START

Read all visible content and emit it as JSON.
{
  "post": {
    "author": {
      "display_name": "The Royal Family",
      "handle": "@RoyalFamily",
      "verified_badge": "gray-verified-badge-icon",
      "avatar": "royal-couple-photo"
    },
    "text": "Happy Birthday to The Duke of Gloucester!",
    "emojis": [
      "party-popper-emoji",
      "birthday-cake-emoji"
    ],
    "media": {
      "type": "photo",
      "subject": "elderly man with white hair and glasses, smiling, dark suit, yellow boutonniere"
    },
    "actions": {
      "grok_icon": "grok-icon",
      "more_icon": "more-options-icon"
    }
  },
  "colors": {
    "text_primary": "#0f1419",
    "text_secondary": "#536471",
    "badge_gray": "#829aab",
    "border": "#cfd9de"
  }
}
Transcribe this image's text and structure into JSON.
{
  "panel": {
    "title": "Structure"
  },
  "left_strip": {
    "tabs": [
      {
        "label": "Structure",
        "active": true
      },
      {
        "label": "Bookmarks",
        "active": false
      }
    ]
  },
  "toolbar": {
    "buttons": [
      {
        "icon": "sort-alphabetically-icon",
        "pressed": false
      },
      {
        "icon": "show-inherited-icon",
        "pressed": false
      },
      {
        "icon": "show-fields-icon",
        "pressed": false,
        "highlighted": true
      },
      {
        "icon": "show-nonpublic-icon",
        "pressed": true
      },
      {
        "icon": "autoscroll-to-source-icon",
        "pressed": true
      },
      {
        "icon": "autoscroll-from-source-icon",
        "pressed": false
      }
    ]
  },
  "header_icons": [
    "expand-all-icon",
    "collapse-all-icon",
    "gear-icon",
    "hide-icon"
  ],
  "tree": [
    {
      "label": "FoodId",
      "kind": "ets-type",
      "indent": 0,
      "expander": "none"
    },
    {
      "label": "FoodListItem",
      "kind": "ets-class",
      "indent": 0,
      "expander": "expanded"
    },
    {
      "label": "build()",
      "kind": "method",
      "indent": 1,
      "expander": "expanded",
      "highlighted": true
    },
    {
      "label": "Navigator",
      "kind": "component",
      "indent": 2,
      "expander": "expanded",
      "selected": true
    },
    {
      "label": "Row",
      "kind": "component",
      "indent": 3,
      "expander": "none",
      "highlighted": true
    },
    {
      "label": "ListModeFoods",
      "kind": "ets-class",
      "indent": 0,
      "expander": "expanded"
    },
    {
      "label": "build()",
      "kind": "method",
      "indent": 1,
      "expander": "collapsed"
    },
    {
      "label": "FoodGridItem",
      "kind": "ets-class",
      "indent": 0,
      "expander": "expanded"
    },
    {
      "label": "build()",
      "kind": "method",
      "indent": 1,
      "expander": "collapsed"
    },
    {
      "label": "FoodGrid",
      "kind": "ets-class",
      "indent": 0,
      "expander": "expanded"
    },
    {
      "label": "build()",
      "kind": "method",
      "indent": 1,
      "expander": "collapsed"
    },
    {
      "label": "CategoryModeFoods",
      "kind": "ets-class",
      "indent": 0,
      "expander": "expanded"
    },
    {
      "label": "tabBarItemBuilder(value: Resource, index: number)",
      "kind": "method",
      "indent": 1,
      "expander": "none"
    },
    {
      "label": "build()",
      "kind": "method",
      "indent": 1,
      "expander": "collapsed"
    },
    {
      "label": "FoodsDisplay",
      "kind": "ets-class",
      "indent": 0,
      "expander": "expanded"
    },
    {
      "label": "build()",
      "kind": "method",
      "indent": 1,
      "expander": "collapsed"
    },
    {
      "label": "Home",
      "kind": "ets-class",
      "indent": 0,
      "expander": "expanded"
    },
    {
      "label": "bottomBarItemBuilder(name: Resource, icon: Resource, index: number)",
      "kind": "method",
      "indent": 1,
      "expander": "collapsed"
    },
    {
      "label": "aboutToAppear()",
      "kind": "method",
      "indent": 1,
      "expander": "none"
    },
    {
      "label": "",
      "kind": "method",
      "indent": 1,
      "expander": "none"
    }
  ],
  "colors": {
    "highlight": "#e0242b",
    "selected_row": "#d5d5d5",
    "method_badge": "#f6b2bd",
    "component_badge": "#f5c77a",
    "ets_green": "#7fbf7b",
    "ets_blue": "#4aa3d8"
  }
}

END

- _EXERCISE TASK_
Exactly as written, please output every entry.

- _RESULT OF THE EXERCISE_
Read all visible content and emit it as JSON.
{
  "post": {
    "author": {
      "display_name": "The Royal Family",
      "handle": "@RoyalFamily",
      "verified_badge": "gray-verified-badge-icon",
      "avatar": "royal-couple-photo"
    },
    "text": "Happy Birthday to The Duke of Gloucester!",
    "emojis": [
      "party-popper-emoji",
      "birthday-cake-emoji"
    ],
    "media": {
      "type": "photo",
      "subject": "elderly man with white hair and glasses, smiling, dark suit, yellow boutonniere"
    },
    "actions": {
      "grok_icon": "grok-icon",
      "more_icon": "more-options-icon"
    }
  },
  "colors": {
    "text_primary": "#0f1419",
    "text_secondary": "#536471",
    "badge_gray": "#829aab",
    "border": "#cfd9de"
  }
}
Transcribe this image's text and structure into JSON.
{
  "panel": {
    "title": "Structure"
  },
  "left_strip": {
    "tabs": [
      {
        "label": "Structure",
        "active": true
      },
      {
        "label": "Bookmarks",
        "active": false
      }
    ]
  },
  "toolbar": {
    "buttons": [
      {
        "icon": "sort-alphabetically-icon",
        "pressed": false
      },
      {
        "icon": "show-inherited-icon",
        "pressed": false
      },
      {
        "icon": "show-fields-icon",
        "pressed": false,
        "highlighted": true
      },
      {
        "icon": "show-nonpublic-icon",
        "pressed": true
      },
      {
        "icon": "autoscroll-to-source-icon",
        "pressed": true
      },
      {
        "icon": "autoscroll-from-source-icon",
        "pressed": false
      }
    ]
  },
  "header_icons": [
    "expand-all-icon",
    "collapse-all-icon",
    "gear-icon",
    "hide-icon"
  ],
  "tree": [
    {
      "label": "FoodId",
      "kind": "ets-type",
      "indent": 0,
      "expander": "none"
    },
    {
      "label": "FoodListItem",
      "kind": "ets-class",
      "indent": 0,
      "expander": "expanded"
    },
    {
      "label": "build()",
      "kind": "method",
      "indent": 1,
      "expander": "expanded",
      "highlighted": true
    },
    {
      "label": "Navigator",
      "kind": "component",
      "indent": 2,
      "expander": "expanded",
      "selected": true
    },
    {
      "label": "Row",
      "kind": "component",
      "indent": 3,
      "expander": "none",
      "highlighted": true
    },
    {
      "label": "ListModeFoods",
      "kind": "ets-class",
      "indent": 0,
      "expander": "expanded"
    },
    {
      "label": "build()",
      "kind": "method",
      "indent": 1,
      "expander": "collapsed"
    },
    {
      "label": "FoodGridItem",
      "kind": "ets-class",
      "indent": 0,
      "expander": "expanded"
    },
    {
      "label": "build()",
      "kind": "method",
      "indent": 1,
      "expander": "collapsed"
    },
    {
      "label": "FoodGrid",
      "kind": "ets-class",
      "indent": 0,
      "expander": "expanded"
    },
    {
      "label": "build()",
      "kind": "method",
      "indent": 1,
      "expander": "collapsed"
    },
    {
      "label": "CategoryModeFoods",
      "kind": "ets-class",
      "indent": 0,
      "expander": "expanded"
    },
    {
      "label": "tabBarItemBuilder(value: Resource, index: number)",
      "kind": "method",
      "indent": 1,
      "expander": "none"
    },
    {
      "label": "build()",
      "kind": "method",
      "indent": 1,
      "expander": "collapsed"
    },
    {
      "label": "FoodsDisplay",
      "kind": "ets-class",
      "indent": 0,
      "expander": "expanded"
    },
    {
      "label": "build()",
      "kind": "method",
      "indent": 1,
      "expander": "collapsed"
    },
    {
      "label": "Home",
      "kind": "ets-class",
      "indent": 0,
      "expander": "expanded"
    },
    {
      "label": "bottomBarItemBuilder(name: Resource, icon: Resource, index: number)",
      "kind": "method",
      "indent": 1,
      "expander": "collapsed"
    },
    {
      "label": "aboutToAppear()",
      "kind": "method",
      "indent": 1,
      "expander": "none"
    },
    {
      "label": "",
      "kind": "method",
      "indent": 1,
      "expander": "none"
    }
  ],
  "colors": {
    "highlight": "#e0242b",
    "selected_row": "#d5d5d5",
    "method_badge": "#f6b2bd",
    "component_badge": "#f5c77a",
    "ets_green": "#7fbf7b",
    "ets_blue": "#4aa3d8"
  }
}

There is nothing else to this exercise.